** The exercise **
Output every row below verbatim, from the first through the last, without changing a single character.

** Stored data **
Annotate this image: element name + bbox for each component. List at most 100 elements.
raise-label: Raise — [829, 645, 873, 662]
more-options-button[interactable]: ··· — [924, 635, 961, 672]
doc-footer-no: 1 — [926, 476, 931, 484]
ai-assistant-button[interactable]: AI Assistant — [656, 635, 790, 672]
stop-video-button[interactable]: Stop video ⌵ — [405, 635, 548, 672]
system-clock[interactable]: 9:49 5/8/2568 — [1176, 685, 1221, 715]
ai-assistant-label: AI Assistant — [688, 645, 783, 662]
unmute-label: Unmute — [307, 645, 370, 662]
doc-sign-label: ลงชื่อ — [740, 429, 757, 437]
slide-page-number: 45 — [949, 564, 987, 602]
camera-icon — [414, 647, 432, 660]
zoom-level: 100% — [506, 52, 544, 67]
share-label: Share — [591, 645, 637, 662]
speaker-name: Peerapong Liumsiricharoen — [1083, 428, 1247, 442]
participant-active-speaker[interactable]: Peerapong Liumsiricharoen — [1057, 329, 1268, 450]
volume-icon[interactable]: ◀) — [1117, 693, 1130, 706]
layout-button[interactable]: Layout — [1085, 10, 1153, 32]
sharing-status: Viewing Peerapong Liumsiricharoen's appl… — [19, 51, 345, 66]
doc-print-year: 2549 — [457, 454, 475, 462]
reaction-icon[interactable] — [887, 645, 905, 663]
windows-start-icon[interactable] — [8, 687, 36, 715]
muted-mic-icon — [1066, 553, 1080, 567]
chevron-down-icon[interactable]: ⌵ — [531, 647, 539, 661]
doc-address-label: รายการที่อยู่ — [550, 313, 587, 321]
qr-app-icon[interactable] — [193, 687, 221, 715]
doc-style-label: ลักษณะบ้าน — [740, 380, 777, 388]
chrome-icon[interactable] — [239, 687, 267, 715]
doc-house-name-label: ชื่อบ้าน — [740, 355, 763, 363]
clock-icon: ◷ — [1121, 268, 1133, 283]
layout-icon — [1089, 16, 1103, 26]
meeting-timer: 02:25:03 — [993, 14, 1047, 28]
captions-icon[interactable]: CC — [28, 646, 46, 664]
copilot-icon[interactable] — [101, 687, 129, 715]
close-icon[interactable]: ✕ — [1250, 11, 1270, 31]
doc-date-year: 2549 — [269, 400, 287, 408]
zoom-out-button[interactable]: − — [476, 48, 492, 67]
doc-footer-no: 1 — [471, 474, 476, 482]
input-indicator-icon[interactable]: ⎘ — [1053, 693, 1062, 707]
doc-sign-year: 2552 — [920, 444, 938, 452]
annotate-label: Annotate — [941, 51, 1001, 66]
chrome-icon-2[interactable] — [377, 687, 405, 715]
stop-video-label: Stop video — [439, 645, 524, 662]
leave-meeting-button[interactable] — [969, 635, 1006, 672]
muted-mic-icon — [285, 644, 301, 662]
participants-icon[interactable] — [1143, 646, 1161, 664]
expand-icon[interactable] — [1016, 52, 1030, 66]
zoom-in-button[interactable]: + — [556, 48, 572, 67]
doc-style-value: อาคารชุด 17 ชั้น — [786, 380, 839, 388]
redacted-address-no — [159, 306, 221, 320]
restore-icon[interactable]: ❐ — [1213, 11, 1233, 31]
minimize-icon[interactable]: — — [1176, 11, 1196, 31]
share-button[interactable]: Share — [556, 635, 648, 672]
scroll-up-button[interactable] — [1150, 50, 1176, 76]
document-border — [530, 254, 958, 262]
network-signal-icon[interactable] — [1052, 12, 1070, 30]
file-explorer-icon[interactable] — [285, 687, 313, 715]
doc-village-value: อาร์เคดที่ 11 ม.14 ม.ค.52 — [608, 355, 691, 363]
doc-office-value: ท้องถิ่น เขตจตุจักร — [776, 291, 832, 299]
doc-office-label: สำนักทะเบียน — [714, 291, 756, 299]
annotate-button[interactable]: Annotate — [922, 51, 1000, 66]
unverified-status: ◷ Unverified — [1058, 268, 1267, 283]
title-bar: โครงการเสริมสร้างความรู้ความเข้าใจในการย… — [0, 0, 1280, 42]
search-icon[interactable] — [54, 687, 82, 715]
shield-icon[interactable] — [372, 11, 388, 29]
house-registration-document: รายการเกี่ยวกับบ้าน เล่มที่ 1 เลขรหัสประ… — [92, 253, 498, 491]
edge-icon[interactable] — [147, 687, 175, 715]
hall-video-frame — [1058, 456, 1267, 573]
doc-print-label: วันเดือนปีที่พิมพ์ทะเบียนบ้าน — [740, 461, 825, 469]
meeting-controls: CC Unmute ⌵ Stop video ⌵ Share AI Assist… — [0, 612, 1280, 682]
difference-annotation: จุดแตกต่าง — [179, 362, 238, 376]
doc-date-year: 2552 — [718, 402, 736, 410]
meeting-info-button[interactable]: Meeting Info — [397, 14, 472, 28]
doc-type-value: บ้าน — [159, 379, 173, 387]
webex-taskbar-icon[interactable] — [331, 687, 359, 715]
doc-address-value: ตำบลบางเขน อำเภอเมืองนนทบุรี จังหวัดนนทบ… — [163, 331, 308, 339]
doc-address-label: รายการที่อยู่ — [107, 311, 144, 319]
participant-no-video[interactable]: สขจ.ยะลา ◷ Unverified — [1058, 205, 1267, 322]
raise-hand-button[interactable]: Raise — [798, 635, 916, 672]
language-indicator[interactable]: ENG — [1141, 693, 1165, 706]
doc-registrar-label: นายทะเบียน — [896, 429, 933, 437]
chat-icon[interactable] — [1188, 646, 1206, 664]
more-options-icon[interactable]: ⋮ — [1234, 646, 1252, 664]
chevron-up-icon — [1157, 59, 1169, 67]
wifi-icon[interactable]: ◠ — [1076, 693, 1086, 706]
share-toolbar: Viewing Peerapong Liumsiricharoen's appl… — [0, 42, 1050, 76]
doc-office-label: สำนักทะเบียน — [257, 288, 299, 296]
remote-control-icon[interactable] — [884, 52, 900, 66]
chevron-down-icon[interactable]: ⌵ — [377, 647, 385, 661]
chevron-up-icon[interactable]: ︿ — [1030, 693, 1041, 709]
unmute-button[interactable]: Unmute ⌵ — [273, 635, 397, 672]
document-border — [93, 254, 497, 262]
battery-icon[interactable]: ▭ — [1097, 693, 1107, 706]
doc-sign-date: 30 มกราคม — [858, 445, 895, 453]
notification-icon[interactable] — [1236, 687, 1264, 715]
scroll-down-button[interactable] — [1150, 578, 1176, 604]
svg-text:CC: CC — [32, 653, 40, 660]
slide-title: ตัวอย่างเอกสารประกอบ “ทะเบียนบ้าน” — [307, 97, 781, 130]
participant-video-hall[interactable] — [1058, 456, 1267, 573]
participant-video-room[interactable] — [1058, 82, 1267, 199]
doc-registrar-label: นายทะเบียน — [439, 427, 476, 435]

** Result below **
Annotate this image: element name + bbox for each component. List at most 100 elements.
raise-label: Raise — [829, 645, 873, 662]
more-options-button[interactable]: ··· — [924, 635, 961, 672]
doc-footer-no: 1 — [926, 476, 931, 484]
ai-assistant-button[interactable]: AI Assistant — [656, 635, 790, 672]
stop-video-button[interactable]: Stop video ⌵ — [405, 635, 548, 672]
system-clock[interactable]: 9:49 5/8/2568 — [1176, 685, 1221, 715]
ai-assistant-label: AI Assistant — [688, 645, 783, 662]
unmute-label: Unmute — [307, 645, 370, 662]
doc-sign-label: ลงชื่อ — [740, 429, 757, 437]
slide-page-number: 45 — [949, 564, 987, 602]
camera-icon — [414, 647, 432, 660]
zoom-level: 100% — [506, 52, 544, 67]
share-label: Share — [591, 645, 637, 662]
speaker-name: Peerapong Liumsiricharoen — [1083, 428, 1247, 442]
participant-active-speaker[interactable]: Peerapong Liumsiricharoen — [1057, 329, 1268, 450]
volume-icon[interactable]: ◀) — [1117, 693, 1130, 706]
layout-button[interactable]: Layout — [1085, 10, 1153, 32]
sharing-status: Viewing Peerapong Liumsiricharoen's appl… — [19, 51, 345, 66]
doc-print-year: 2549 — [457, 454, 475, 462]
reaction-icon[interactable] — [887, 645, 905, 663]
windows-start-icon[interactable] — [8, 687, 36, 715]
muted-mic-icon — [1066, 553, 1080, 567]
chevron-down-icon[interactable]: ⌵ — [531, 647, 539, 661]
doc-address-label: รายการที่อยู่ — [550, 313, 587, 321]
qr-app-icon[interactable] — [193, 687, 221, 715]
doc-style-label: ลักษณะบ้าน — [740, 380, 777, 388]
chrome-icon[interactable] — [239, 687, 267, 715]
doc-house-name-label: ชื่อบ้าน — [740, 355, 763, 363]
clock-icon: ◷ — [1121, 268, 1133, 283]
layout-icon — [1089, 16, 1103, 26]
meeting-timer: 02:25:03 — [993, 14, 1047, 28]
captions-icon[interactable]: CC — [28, 646, 46, 664]
copilot-icon[interactable] — [101, 687, 129, 715]
close-icon[interactable]: ✕ — [1250, 11, 1270, 31]
doc-date-year: 2549 — [269, 400, 287, 408]
zoom-out-button[interactable]: − — [476, 48, 492, 67]
doc-footer-no: 1 — [471, 474, 476, 482]
input-indicator-icon[interactable]: ⎘ — [1053, 693, 1062, 707]
doc-sign-year: 2552 — [920, 444, 938, 452]
annotate-label: Annotate — [941, 51, 1001, 66]
chrome-icon-2[interactable] — [377, 687, 405, 715]
stop-video-label: Stop video — [439, 645, 524, 662]
leave-meeting-button[interactable] — [969, 635, 1006, 672]
muted-mic-icon — [285, 644, 301, 662]
participants-icon[interactable] — [1143, 646, 1161, 664]
expand-icon[interactable] — [1016, 52, 1030, 66]
zoom-in-button[interactable]: + — [556, 48, 572, 67]
doc-style-value: อาคารชุด 17 ชั้น — [786, 380, 839, 388]
redacted-address-no — [159, 306, 221, 320]
restore-icon[interactable]: ❐ — [1213, 11, 1233, 31]
minimize-icon[interactable]: — — [1176, 11, 1196, 31]
share-button[interactable]: Share — [556, 635, 648, 672]
scroll-up-button[interactable] — [1150, 50, 1176, 76]
document-border — [530, 254, 958, 262]
network-signal-icon[interactable] — [1052, 12, 1070, 30]
file-explorer-icon[interactable] — [285, 687, 313, 715]
doc-village-value: อาร์เคดที่ 11 ม.14 ม.ค.52 — [608, 355, 691, 363]
doc-office-value: ท้องถิ่น เขตจตุจักร — [776, 291, 832, 299]
doc-office-label: สำนักทะเบียน — [714, 291, 756, 299]
annotate-button[interactable]: Annotate — [922, 51, 1000, 66]
unverified-status: ◷ Unverified — [1058, 268, 1267, 283]
title-bar: โครงการเสริมสร้างความรู้ความเข้าใจในการย… — [0, 0, 1280, 42]
search-icon[interactable] — [54, 687, 82, 715]
shield-icon[interactable] — [372, 11, 388, 29]
house-registration-document: รายการเกี่ยวกับบ้าน เล่มที่ 1 เลขรหัสประ… — [92, 253, 498, 491]
edge-icon[interactable] — [147, 687, 175, 715]
hall-video-frame — [1058, 456, 1267, 573]
doc-print-label: วันเดือนปีที่พิมพ์ทะเบียนบ้าน — [740, 461, 825, 469]
meeting-controls: CC Unmute ⌵ Stop video ⌵ Share AI Assist… — [0, 612, 1280, 682]
difference-annotation: จุดแตกต่าง — [179, 362, 238, 376]
doc-date-year: 2552 — [718, 402, 736, 410]
meeting-info-button[interactable]: Meeting Info — [397, 14, 472, 28]
doc-type-value: บ้าน — [159, 379, 173, 387]
webex-taskbar-icon[interactable] — [331, 687, 359, 715]
doc-address-value: ตำบลบางเขน อำเภอเมืองนนทบุรี จังหวัดนนทบ… — [163, 331, 308, 339]
doc-address-label: รายการที่อยู่ — [107, 311, 144, 319]
participant-no-video[interactable]: สขจ.ยะลา ◷ Unverified — [1058, 205, 1267, 322]
raise-hand-button[interactable]: Raise — [798, 635, 916, 672]
language-indicator[interactable]: ENG — [1141, 693, 1165, 706]
doc-registrar-label: นายทะเบียน — [896, 429, 933, 437]
chat-icon[interactable] — [1188, 646, 1206, 664]
more-options-icon[interactable]: ⋮ — [1234, 646, 1252, 664]
chevron-up-icon — [1157, 59, 1169, 67]
wifi-icon[interactable]: ◠ — [1076, 693, 1086, 706]
share-toolbar: Viewing Peerapong Liumsiricharoen's appl… — [0, 42, 1050, 76]
doc-office-label: สำนักทะเบียน — [257, 288, 299, 296]
remote-control-icon[interactable] — [884, 52, 900, 66]
chevron-down-icon[interactable]: ⌵ — [377, 647, 385, 661]
chevron-up-icon[interactable]: ︿ — [1030, 693, 1041, 709]
unmute-button[interactable]: Unmute ⌵ — [273, 635, 397, 672]
document-border — [93, 254, 497, 262]
battery-icon[interactable]: ▭ — [1097, 693, 1107, 706]
doc-sign-date: 30 มกราคม — [858, 445, 895, 453]
notification-icon[interactable] — [1236, 687, 1264, 715]
scroll-down-button[interactable] — [1150, 578, 1176, 604]
svg-text:CC: CC — [32, 653, 40, 660]
slide-title: ตัวอย่างเอกสารประกอบ “ทะเบียนบ้าน” — [307, 97, 781, 130]
participant-video-hall[interactable] — [1058, 456, 1267, 573]
participant-video-room[interactable] — [1058, 82, 1267, 199]
doc-registrar-label: นายทะเบียน — [439, 427, 476, 435]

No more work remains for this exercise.